> [Задания]
• A. Обновите отрывок о Саратове: приведите его от «Картины русской провинциальной» до «с кем потанцевать.», заменив «чиновников-танцоров» на «чиновников-кавалеров».
• B. Соответствуют ли отрывку о Саратове следующие утверждения: (i) чиновники-танцоры были хорошими служаками; (ii) Ф.Л. посещал чиновников своей канцелярии; (iii) в городе тогда было много молодых людей, умевших танцевать? Для каждого ответьте «да» или «нет» и приведите решающие слова отрывка.
• C. Какой чин, согласно отрывку о Саратове, нужен был чиновникам-танцорам?

> [Исходный текст]
********************
Картины русской провинциальной жизни XIX века. Саратов. Вып. 5


Ворчалка № 284 от 05.09.2004 г.


Ф.Л., как и Панчулидзев, запросто посещал не только почётное дворянство, чиновничество и купечество, но и чиновников своей канцелярии. Среди последних было некоторое количество, так называемых, чиновников-танцоров, о которых я уже упоминал раньше. Служаки из них были плохие, но служба им и не нужна была, а только чин 14-го класса да слава, что служат "в канцелярии губернатора". Но зато ни один бал в Саратове не мог без них обойтись, так как тогда в городе было очень мало молодых людей, которые были бы приняты в высшем саратовском обществе и умели танцевать, а также сносно лопотать по-французски. Вот на балах-то эти чиновники и были хороши и первенствовали, к удовольствию девиц, которым было с кем потанцевать.
********************
> [Исходные данные]
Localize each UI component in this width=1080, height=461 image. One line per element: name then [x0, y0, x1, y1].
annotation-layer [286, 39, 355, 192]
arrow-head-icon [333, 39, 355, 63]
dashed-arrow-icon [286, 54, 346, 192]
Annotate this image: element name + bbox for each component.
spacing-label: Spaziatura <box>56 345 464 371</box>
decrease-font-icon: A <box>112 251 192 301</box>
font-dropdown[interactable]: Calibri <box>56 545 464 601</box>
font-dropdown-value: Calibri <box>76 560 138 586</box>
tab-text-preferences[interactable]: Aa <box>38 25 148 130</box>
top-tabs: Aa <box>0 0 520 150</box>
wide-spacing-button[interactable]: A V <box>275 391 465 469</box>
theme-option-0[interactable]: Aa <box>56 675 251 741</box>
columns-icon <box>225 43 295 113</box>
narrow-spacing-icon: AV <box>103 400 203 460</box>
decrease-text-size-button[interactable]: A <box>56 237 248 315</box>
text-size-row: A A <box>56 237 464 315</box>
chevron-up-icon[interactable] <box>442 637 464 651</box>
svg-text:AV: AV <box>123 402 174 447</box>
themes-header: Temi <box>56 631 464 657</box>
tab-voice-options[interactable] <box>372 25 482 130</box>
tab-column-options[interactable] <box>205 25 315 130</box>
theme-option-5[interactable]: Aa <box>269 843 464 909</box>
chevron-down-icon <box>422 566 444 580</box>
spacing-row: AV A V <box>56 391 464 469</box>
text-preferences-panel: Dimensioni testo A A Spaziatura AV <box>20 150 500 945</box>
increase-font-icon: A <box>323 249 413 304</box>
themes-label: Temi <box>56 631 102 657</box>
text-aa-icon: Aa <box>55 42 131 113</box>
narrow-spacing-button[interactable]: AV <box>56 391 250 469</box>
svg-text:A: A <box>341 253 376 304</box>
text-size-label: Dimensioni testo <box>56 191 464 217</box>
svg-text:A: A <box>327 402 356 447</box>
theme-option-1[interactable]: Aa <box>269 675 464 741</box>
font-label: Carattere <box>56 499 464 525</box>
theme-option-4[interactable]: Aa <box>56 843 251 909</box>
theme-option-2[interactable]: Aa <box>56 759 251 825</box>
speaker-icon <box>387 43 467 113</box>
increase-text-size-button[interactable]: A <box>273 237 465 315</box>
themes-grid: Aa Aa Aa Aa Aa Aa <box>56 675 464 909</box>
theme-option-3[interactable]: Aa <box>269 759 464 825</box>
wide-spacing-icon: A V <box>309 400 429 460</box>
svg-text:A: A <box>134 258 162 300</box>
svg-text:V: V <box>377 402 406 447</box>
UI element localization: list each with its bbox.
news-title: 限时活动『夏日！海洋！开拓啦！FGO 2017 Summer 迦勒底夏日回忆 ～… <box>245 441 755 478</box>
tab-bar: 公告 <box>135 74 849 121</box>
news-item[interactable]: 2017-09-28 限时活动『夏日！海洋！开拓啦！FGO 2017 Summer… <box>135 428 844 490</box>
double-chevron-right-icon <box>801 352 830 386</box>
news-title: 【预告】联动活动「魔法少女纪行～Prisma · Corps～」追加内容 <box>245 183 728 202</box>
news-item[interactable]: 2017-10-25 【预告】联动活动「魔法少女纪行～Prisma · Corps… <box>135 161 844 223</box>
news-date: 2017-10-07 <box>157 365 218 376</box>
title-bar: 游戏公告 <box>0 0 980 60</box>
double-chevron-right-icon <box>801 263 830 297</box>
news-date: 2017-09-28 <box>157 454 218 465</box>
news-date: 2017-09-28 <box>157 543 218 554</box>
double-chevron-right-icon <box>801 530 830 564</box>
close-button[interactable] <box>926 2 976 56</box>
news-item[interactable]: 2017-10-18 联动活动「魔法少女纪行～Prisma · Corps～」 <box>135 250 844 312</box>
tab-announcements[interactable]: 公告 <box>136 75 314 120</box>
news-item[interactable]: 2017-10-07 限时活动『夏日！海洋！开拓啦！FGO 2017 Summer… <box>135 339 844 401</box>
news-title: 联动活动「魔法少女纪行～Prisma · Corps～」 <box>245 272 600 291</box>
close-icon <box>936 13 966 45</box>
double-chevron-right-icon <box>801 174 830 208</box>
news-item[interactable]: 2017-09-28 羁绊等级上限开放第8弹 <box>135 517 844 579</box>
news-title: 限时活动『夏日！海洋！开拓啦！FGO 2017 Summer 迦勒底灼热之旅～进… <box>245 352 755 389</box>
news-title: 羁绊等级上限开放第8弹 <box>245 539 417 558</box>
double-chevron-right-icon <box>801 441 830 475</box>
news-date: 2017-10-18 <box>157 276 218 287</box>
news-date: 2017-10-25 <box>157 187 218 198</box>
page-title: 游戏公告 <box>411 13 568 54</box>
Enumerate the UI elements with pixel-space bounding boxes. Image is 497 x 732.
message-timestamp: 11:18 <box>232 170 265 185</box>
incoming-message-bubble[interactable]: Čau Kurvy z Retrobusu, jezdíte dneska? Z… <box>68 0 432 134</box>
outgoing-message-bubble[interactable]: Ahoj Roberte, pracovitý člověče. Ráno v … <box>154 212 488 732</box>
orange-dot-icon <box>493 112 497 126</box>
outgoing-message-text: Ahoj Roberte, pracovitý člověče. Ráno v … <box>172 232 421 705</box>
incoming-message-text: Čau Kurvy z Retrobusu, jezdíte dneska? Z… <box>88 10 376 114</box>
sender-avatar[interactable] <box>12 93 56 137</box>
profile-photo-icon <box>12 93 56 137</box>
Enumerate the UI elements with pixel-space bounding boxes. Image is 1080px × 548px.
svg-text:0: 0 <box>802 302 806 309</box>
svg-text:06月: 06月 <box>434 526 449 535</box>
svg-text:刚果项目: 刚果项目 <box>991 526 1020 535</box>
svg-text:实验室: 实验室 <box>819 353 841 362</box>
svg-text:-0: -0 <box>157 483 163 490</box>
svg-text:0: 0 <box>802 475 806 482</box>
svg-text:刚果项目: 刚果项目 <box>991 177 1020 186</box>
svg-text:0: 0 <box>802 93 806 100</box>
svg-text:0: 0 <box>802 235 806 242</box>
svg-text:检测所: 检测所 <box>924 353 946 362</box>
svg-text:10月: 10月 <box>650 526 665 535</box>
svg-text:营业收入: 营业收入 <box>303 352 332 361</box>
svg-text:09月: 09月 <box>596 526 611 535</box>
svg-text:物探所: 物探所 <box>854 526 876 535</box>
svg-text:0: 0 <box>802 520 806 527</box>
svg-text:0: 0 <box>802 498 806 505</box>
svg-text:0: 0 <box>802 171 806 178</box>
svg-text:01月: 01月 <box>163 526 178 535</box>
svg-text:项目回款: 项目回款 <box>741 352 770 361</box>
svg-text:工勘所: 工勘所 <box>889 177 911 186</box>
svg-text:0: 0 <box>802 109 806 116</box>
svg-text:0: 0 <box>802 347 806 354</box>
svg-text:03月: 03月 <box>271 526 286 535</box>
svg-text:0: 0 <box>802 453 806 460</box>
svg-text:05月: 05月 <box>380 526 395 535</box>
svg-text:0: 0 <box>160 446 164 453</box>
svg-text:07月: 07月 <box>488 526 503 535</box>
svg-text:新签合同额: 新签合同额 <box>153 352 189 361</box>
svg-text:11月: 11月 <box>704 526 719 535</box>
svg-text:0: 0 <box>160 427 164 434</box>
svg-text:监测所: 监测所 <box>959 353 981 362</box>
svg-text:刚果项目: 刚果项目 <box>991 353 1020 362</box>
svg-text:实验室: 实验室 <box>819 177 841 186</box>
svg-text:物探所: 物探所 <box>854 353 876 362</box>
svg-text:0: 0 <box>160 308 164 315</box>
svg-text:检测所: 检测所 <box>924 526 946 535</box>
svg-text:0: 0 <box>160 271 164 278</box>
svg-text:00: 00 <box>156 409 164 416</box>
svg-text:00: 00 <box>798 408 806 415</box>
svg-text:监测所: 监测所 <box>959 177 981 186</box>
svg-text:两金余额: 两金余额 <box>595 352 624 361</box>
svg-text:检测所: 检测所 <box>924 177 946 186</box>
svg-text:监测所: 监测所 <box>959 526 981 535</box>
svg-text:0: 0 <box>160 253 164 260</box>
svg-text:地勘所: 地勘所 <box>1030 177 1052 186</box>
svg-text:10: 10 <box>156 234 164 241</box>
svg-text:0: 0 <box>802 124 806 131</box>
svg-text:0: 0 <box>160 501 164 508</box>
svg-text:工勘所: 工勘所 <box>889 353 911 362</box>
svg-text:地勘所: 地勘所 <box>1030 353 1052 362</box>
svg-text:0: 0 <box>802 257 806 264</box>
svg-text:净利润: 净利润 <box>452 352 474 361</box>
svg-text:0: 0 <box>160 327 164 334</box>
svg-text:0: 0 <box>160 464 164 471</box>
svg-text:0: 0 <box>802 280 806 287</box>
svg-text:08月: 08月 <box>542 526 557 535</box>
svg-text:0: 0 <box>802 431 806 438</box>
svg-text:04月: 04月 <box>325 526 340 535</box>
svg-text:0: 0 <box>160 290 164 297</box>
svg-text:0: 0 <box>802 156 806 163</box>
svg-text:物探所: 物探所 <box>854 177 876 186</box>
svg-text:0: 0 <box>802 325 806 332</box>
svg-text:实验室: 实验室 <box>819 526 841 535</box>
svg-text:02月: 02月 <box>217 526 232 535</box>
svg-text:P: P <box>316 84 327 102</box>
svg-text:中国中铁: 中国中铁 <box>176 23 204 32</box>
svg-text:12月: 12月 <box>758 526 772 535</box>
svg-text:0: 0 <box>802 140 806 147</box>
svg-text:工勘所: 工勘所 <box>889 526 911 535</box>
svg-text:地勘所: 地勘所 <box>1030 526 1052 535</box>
********************
> [Ответы по заданиям]
• A.
Картины русской провинциальной жизни XIX века. Саратов. Вып. 5


Ворчалка № 284 от 05.09.2004 г.


Ф.Л., как и Панчулидзев, запросто посещал не только почётное дворянство, чиновничество и купечество, но и чиновников своей канцелярии. Среди последних было некоторое количество, так называемых, чиновников-кавалеров, о которых я уже упоминал раньше. Служаки из них были плохие, но служба им и не нужна была, а только чин 14-го класса да слава, что служат "в канцелярии губернатора". Но зато ни один бал в Саратове не мог без них обойтись, так как тогда в городе было очень мало молодых людей, которые были бы приняты в высшем саратовском обществе и умели танцевать, а также сносно лопотать по-французски. Вот на балах-то эти чиновники и были хороши и первенствовали, к удовольствию девиц, которым было с кем потанцевать.

• B.
(i) Нет: «Служаки из них были плохие».
(ii) Да: «запросто посещал не только почётное дворянство, чиновничество и купечество, но и чиновников своей канцелярии».
(iii) Нет: «тогда в городе было очень мало молодых людей».

• C. Чин 14-го класса.